Input:
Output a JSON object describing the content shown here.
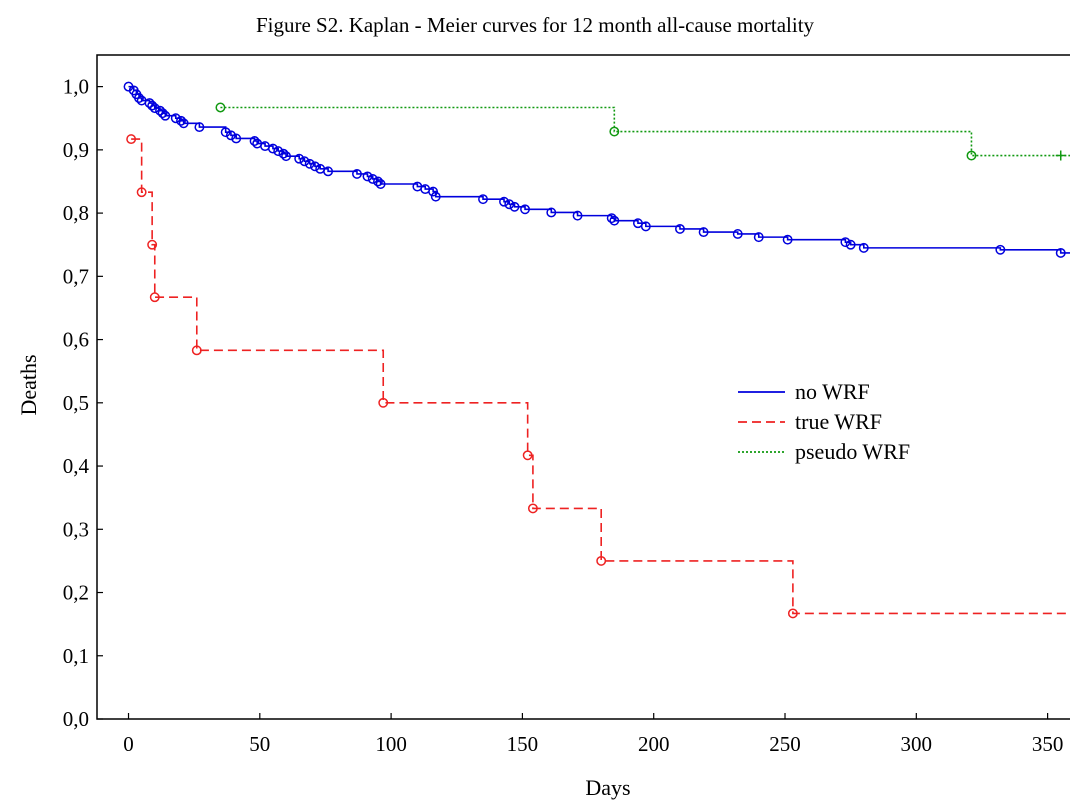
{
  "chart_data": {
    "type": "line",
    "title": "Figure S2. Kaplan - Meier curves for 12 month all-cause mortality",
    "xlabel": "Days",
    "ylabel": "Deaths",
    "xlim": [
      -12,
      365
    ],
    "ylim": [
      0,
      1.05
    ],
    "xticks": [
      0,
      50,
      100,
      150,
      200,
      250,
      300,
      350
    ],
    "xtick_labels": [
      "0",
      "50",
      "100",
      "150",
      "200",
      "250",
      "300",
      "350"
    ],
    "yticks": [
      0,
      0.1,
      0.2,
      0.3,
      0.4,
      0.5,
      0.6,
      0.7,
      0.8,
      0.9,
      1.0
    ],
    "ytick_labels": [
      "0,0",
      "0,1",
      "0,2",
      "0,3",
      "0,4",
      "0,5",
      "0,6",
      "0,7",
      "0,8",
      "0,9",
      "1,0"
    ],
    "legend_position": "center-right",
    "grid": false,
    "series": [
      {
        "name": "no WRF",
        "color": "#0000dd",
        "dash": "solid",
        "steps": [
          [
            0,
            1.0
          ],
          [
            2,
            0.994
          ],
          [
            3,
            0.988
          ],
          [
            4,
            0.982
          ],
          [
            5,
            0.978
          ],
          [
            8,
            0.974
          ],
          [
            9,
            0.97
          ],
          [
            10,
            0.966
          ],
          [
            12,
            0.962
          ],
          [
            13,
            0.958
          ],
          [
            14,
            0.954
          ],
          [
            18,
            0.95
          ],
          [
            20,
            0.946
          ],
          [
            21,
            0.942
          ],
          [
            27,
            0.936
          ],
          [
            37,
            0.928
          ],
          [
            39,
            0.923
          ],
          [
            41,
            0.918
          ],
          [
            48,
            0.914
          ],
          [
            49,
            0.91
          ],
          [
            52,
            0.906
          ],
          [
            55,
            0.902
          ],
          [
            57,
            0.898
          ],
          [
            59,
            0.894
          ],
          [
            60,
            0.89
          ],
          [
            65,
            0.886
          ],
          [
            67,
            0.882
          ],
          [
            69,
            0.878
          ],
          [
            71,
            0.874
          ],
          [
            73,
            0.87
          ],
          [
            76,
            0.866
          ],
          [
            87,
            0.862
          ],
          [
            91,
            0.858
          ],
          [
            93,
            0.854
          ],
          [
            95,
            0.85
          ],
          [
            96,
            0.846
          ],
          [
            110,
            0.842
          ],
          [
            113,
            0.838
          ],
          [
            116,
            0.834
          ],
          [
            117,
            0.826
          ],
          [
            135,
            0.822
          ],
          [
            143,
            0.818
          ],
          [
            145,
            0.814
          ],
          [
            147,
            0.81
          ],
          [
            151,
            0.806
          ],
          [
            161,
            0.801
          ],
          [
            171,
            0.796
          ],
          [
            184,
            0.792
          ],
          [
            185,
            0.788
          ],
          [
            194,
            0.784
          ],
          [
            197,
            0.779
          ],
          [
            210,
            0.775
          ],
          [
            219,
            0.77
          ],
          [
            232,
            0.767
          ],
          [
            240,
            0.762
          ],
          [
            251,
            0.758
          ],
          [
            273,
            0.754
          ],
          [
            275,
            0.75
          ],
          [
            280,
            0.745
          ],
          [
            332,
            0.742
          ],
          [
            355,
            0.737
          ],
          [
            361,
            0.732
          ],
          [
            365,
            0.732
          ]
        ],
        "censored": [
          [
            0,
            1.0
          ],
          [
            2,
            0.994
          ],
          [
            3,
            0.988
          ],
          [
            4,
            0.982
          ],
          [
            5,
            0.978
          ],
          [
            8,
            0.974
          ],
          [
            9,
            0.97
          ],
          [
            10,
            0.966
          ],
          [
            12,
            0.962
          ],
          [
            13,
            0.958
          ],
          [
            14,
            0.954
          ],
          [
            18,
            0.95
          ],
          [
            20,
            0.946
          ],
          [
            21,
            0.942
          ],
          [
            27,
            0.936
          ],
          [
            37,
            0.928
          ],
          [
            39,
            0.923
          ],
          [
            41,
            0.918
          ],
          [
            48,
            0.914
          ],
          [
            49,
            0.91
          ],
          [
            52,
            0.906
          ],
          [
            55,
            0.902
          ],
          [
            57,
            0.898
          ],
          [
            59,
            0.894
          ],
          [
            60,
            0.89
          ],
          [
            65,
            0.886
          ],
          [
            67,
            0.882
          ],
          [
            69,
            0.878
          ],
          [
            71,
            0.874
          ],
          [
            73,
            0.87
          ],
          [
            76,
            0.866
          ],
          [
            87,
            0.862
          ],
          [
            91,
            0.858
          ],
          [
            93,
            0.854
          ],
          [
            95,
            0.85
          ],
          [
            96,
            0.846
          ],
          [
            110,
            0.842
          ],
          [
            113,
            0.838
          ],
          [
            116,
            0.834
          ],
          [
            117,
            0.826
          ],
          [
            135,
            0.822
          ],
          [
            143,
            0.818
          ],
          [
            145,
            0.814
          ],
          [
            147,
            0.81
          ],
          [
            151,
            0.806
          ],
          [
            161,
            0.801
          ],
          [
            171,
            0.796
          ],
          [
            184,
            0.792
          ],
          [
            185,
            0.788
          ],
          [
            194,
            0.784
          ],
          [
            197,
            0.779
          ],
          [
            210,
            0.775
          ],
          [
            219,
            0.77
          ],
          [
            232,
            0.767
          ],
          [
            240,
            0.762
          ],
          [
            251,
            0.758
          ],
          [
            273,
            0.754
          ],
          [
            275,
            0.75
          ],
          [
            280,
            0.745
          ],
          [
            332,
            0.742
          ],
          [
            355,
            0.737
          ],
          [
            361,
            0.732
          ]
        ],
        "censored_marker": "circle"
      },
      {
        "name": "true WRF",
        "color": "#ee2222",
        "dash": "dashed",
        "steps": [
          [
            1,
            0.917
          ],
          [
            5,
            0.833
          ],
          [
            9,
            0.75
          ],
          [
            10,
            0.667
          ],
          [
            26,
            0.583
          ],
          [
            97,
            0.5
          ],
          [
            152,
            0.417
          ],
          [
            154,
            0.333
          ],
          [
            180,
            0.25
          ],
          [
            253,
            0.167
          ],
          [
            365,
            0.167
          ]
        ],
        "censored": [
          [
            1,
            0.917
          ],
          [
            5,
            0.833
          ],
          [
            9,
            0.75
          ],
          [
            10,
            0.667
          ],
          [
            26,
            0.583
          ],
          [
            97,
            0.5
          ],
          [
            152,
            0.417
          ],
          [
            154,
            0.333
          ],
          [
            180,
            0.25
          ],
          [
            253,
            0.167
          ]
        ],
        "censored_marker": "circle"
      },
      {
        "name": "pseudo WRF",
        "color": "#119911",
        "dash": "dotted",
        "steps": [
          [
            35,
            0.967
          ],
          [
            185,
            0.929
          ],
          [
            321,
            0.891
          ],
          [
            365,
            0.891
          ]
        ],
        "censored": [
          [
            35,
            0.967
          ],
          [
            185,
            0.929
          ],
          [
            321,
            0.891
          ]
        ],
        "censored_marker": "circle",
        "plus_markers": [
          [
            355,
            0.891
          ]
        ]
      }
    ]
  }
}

Prompt: Repeat the material above verbatim, with no pictures in the output.

Solution for this task:
Output a JSON object describing the content shown here.
{
  "chart_data": {
    "type": "line",
    "title": "Figure S2. Kaplan - Meier curves for 12 month all-cause mortality",
    "xlabel": "Days",
    "ylabel": "Deaths",
    "xlim": [
      -12,
      365
    ],
    "ylim": [
      0,
      1.05
    ],
    "xticks": [
      0,
      50,
      100,
      150,
      200,
      250,
      300,
      350
    ],
    "xtick_labels": [
      "0",
      "50",
      "100",
      "150",
      "200",
      "250",
      "300",
      "350"
    ],
    "yticks": [
      0,
      0.1,
      0.2,
      0.3,
      0.4,
      0.5,
      0.6,
      0.7,
      0.8,
      0.9,
      1.0
    ],
    "ytick_labels": [
      "0,0",
      "0,1",
      "0,2",
      "0,3",
      "0,4",
      "0,5",
      "0,6",
      "0,7",
      "0,8",
      "0,9",
      "1,0"
    ],
    "legend_position": "center-right",
    "grid": false,
    "series": [
      {
        "name": "no WRF",
        "color": "#0000dd",
        "dash": "solid",
        "steps": [
          [
            0,
            1.0
          ],
          [
            2,
            0.994
          ],
          [
            3,
            0.988
          ],
          [
            4,
            0.982
          ],
          [
            5,
            0.978
          ],
          [
            8,
            0.974
          ],
          [
            9,
            0.97
          ],
          [
            10,
            0.966
          ],
          [
            12,
            0.962
          ],
          [
            13,
            0.958
          ],
          [
            14,
            0.954
          ],
          [
            18,
            0.95
          ],
          [
            20,
            0.946
          ],
          [
            21,
            0.942
          ],
          [
            27,
            0.936
          ],
          [
            37,
            0.928
          ],
          [
            39,
            0.923
          ],
          [
            41,
            0.918
          ],
          [
            48,
            0.914
          ],
          [
            49,
            0.91
          ],
          [
            52,
            0.906
          ],
          [
            55,
            0.902
          ],
          [
            57,
            0.898
          ],
          [
            59,
            0.894
          ],
          [
            60,
            0.89
          ],
          [
            65,
            0.886
          ],
          [
            67,
            0.882
          ],
          [
            69,
            0.878
          ],
          [
            71,
            0.874
          ],
          [
            73,
            0.87
          ],
          [
            76,
            0.866
          ],
          [
            87,
            0.862
          ],
          [
            91,
            0.858
          ],
          [
            93,
            0.854
          ],
          [
            95,
            0.85
          ],
          [
            96,
            0.846
          ],
          [
            110,
            0.842
          ],
          [
            113,
            0.838
          ],
          [
            116,
            0.834
          ],
          [
            117,
            0.826
          ],
          [
            135,
            0.822
          ],
          [
            143,
            0.818
          ],
          [
            145,
            0.814
          ],
          [
            147,
            0.81
          ],
          [
            151,
            0.806
          ],
          [
            161,
            0.801
          ],
          [
            171,
            0.796
          ],
          [
            184,
            0.792
          ],
          [
            185,
            0.788
          ],
          [
            194,
            0.784
          ],
          [
            197,
            0.779
          ],
          [
            210,
            0.775
          ],
          [
            219,
            0.77
          ],
          [
            232,
            0.767
          ],
          [
            240,
            0.762
          ],
          [
            251,
            0.758
          ],
          [
            273,
            0.754
          ],
          [
            275,
            0.75
          ],
          [
            280,
            0.745
          ],
          [
            332,
            0.742
          ],
          [
            355,
            0.737
          ],
          [
            361,
            0.732
          ],
          [
            365,
            0.732
          ]
        ],
        "censored": [
          [
            0,
            1.0
          ],
          [
            2,
            0.994
          ],
          [
            3,
            0.988
          ],
          [
            4,
            0.982
          ],
          [
            5,
            0.978
          ],
          [
            8,
            0.974
          ],
          [
            9,
            0.97
          ],
          [
            10,
            0.966
          ],
          [
            12,
            0.962
          ],
          [
            13,
            0.958
          ],
          [
            14,
            0.954
          ],
          [
            18,
            0.95
          ],
          [
            20,
            0.946
          ],
          [
            21,
            0.942
          ],
          [
            27,
            0.936
          ],
          [
            37,
            0.928
          ],
          [
            39,
            0.923
          ],
          [
            41,
            0.918
          ],
          [
            48,
            0.914
          ],
          [
            49,
            0.91
          ],
          [
            52,
            0.906
          ],
          [
            55,
            0.902
          ],
          [
            57,
            0.898
          ],
          [
            59,
            0.894
          ],
          [
            60,
            0.89
          ],
          [
            65,
            0.886
          ],
          [
            67,
            0.882
          ],
          [
            69,
            0.878
          ],
          [
            71,
            0.874
          ],
          [
            73,
            0.87
          ],
          [
            76,
            0.866
          ],
          [
            87,
            0.862
          ],
          [
            91,
            0.858
          ],
          [
            93,
            0.854
          ],
          [
            95,
            0.85
          ],
          [
            96,
            0.846
          ],
          [
            110,
            0.842
          ],
          [
            113,
            0.838
          ],
          [
            116,
            0.834
          ],
          [
            117,
            0.826
          ],
          [
            135,
            0.822
          ],
          [
            143,
            0.818
          ],
          [
            145,
            0.814
          ],
          [
            147,
            0.81
          ],
          [
            151,
            0.806
          ],
          [
            161,
            0.801
          ],
          [
            171,
            0.796
          ],
          [
            184,
            0.792
          ],
          [
            185,
            0.788
          ],
          [
            194,
            0.784
          ],
          [
            197,
            0.779
          ],
          [
            210,
            0.775
          ],
          [
            219,
            0.77
          ],
          [
            232,
            0.767
          ],
          [
            240,
            0.762
          ],
          [
            251,
            0.758
          ],
          [
            273,
            0.754
          ],
          [
            275,
            0.75
          ],
          [
            280,
            0.745
          ],
          [
            332,
            0.742
          ],
          [
            355,
            0.737
          ],
          [
            361,
            0.732
          ]
        ],
        "censored_marker": "circle"
      },
      {
        "name": "true WRF",
        "color": "#ee2222",
        "dash": "dashed",
        "steps": [
          [
            1,
            0.917
          ],
          [
            5,
            0.833
          ],
          [
            9,
            0.75
          ],
          [
            10,
            0.667
          ],
          [
            26,
            0.583
          ],
          [
            97,
            0.5
          ],
          [
            152,
            0.417
          ],
          [
            154,
            0.333
          ],
          [
            180,
            0.25
          ],
          [
            253,
            0.167
          ],
          [
            365,
            0.167
          ]
        ],
        "censored": [
          [
            1,
            0.917
          ],
          [
            5,
            0.833
          ],
          [
            9,
            0.75
          ],
          [
            10,
            0.667
          ],
          [
            26,
            0.583
          ],
          [
            97,
            0.5
          ],
          [
            152,
            0.417
          ],
          [
            154,
            0.333
          ],
          [
            180,
            0.25
          ],
          [
            253,
            0.167
          ]
        ],
        "censored_marker": "circle"
      },
      {
        "name": "pseudo WRF",
        "color": "#119911",
        "dash": "dotted",
        "steps": [
          [
            35,
            0.967
          ],
          [
            185,
            0.929
          ],
          [
            321,
            0.891
          ],
          [
            365,
            0.891
          ]
        ],
        "censored": [
          [
            35,
            0.967
          ],
          [
            185,
            0.929
          ],
          [
            321,
            0.891
          ]
        ],
        "censored_marker": "circle",
        "plus_markers": [
          [
            355,
            0.891
          ]
        ]
      }
    ]
  }
}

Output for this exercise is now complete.